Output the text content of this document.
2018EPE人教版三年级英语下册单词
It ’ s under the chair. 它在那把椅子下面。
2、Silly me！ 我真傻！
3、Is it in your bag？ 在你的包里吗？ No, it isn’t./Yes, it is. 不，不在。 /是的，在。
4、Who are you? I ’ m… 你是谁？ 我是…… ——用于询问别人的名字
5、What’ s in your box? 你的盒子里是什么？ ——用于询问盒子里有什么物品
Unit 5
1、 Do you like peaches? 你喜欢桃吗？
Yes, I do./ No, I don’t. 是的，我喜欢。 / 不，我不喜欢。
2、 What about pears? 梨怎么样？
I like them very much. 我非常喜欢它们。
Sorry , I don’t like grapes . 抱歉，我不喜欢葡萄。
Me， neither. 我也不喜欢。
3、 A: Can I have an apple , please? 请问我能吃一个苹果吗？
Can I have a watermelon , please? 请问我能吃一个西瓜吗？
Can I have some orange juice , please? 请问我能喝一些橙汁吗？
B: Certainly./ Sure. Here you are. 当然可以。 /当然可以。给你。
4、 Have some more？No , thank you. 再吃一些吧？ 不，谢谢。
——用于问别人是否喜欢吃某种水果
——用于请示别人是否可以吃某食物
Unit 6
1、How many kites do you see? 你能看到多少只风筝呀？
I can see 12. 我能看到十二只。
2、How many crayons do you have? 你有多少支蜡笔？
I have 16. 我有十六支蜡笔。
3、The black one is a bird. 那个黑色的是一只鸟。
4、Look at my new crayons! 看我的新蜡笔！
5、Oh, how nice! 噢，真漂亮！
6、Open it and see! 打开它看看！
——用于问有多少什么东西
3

■ INSTRUCTIONS FOR THE TASK ■
Work out how many lines in the records above hold the string "like", then give only that count.

■ SOLUTION TO THE PROBLEM ■
3